Short problem –
Repeat the listing in full, exactly as it stands.

Record extracts –
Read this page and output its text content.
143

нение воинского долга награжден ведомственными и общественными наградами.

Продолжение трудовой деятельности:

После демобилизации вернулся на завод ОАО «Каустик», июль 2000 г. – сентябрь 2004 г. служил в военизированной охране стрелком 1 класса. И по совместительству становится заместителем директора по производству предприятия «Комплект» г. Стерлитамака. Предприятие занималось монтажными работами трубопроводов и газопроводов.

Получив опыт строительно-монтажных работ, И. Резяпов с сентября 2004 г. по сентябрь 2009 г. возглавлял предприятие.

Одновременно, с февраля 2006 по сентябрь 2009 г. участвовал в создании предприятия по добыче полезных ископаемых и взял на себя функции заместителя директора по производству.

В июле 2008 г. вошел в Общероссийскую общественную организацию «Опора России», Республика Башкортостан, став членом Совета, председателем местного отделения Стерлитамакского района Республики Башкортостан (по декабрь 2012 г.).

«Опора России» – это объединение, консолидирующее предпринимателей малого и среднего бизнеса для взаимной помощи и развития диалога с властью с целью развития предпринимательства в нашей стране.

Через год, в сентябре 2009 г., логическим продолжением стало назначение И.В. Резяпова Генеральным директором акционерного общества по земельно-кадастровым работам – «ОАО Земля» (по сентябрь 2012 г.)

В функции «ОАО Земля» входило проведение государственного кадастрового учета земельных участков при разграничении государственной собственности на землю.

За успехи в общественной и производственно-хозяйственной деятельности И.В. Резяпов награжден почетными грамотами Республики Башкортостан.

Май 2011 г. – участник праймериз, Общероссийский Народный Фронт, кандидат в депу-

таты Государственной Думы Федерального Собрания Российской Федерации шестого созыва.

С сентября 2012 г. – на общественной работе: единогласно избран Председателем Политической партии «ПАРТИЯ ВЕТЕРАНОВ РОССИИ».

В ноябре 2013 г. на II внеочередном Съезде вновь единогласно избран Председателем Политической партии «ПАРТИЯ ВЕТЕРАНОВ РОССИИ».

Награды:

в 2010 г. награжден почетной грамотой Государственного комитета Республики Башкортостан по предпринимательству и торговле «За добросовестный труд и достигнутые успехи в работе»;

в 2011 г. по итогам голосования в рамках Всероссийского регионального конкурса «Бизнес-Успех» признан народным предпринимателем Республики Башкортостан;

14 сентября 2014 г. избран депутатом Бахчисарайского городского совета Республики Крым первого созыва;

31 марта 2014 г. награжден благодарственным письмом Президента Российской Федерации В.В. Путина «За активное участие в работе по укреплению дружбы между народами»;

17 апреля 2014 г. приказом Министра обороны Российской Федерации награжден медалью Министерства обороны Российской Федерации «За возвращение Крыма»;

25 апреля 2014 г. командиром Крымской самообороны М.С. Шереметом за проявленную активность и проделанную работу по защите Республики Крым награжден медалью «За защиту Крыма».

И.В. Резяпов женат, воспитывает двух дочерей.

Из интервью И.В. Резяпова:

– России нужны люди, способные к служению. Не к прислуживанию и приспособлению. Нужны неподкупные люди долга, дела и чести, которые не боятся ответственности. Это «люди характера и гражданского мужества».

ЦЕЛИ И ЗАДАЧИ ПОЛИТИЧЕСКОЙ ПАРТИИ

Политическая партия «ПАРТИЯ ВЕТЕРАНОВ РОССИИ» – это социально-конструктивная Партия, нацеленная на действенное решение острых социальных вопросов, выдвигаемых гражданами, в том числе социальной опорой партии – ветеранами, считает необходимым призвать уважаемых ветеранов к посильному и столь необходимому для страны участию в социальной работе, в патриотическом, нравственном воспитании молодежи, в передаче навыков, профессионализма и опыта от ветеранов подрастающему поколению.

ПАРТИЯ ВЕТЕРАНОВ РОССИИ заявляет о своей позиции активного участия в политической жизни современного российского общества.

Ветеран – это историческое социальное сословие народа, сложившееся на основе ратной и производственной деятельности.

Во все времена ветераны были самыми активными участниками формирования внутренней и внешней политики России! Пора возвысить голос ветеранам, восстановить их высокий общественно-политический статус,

Solved problem –
Read this page and output its text content.
143

нение воинского долга награжден ведомственными и общественными наградами.

Продолжение трудовой деятельности:

После демобилизации вернулся на завод ОАО «Каустик», июль 2000 г. – сентябрь 2004 г. служил в военизированной охране стрелком 1 класса. И по совместительству становится заместителем директора по производству предприятия «Комплект» г. Стерлитамака. Предприятие занималось монтажными работами трубопроводов и газопроводов.

Получив опыт строительно-монтажных работ, И. Резяпов с сентября 2004 г. по сентябрь 2009 г. возглавлял предприятие.

Одновременно, с февраля 2006 по сентябрь 2009 г. участвовал в создании предприятия по добыче полезных ископаемых и взял на себя функции заместителя директора по производству.

В июле 2008 г. вошел в Общероссийскую общественную организацию «Опора России», Республика Башкортостан, став членом Совета, председателем местного отделения Стерлитамакского района Республики Башкортостан (по декабрь 2012 г.).

«Опора России» – это объединение, консолидирующее предпринимателей малого и среднего бизнеса для взаимной помощи и развития диалога с властью с целью развития предпринимательства в нашей стране.

Через год, в сентябре 2009 г., логическим продолжением стало назначение И.В. Резяпова Генеральным директором акционерного общества по земельно-кадастровым работам – «ОАО Земля» (по сентябрь 2012 г.)

В функции «ОАО Земля» входило проведение государственного кадастрового учета земельных участков при разграничении государственной собственности на землю.

За успехи в общественной и производственно-хозяйственной деятельности И.В. Резяпов награжден почетными грамотами Республики Башкортостан.

Май 2011 г. – участник праймериз, Общероссийский Народный Фронт, кандидат в депу-

таты Государственной Думы Федерального Собрания Российской Федерации шестого созыва.

С сентября 2012 г. – на общественной работе: единогласно избран Председателем Политической партии «ПАРТИЯ ВЕТЕРАНОВ РОССИИ».

В ноябре 2013 г. на II внеочередном Съезде вновь единогласно избран Председателем Политической партии «ПАРТИЯ ВЕТЕРАНОВ РОССИИ».

Награды:

в 2010 г. награжден почетной грамотой Государственного комитета Республики Башкортостан по предпринимательству и торговле «За добросовестный труд и достигнутые успехи в работе»;

в 2011 г. по итогам голосования в рамках Всероссийского регионального конкурса «Бизнес-Успех» признан народным предпринимателем Республики Башкортостан;

14 сентября 2014 г. избран депутатом Бахчисарайского городского совета Республики Крым первого созыва;

31 марта 2014 г. награжден благодарственным письмом Президента Российской Федерации В.В. Путина «За активное участие в работе по укреплению дружбы между народами»;

17 апреля 2014 г. приказом Министра обороны Российской Федерации награжден медалью Министерства обороны Российской Федерации «За возвращение Крыма»;

25 апреля 2014 г. командиром Крымской самообороны М.С. Шереметом за проявленную активность и проделанную работу по защите Республики Крым награжден медалью «За защиту Крыма».

И.В. Резяпов женат, воспитывает двух дочерей.

Из интервью И.В. Резяпова:

– России нужны люди, способные к служению. Не к прислуживанию и приспособлению. Нужны неподкупные люди долга, дела и чести, которые не боятся ответственности. Это «люди характера и гражданского мужества».

ЦЕЛИ И ЗАДАЧИ ПОЛИТИЧЕСКОЙ ПАРТИИ

Политическая партия «ПАРТИЯ ВЕТЕРАНОВ РОССИИ» – это социально-конструктивная Партия, нацеленная на действенное решение острых социальных вопросов, выдвигаемых гражданами, в том числе социальной опорой партии – ветеранами, считает необходимым призвать уважаемых ветеранов к посильному и столь необходимому для страны участию в социальной работе, в патриотическом, нравственном воспитании молодежи, в передаче навыков, профессионализма и опыта от ветеранов подрастающему поколению.

ПАРТИЯ ВЕТЕРАНОВ РОССИИ заявляет о своей позиции активного участия в политической жизни современного российского общества.

Ветеран – это историческое социальное сословие народа, сложившееся на основе ратной и производственной деятельности.

Во все времена ветераны были самыми активными участниками формирования внутренней и внешней политики России! Пора возвысить голос ветеранам, восстановить их высокий общественно-политический статус,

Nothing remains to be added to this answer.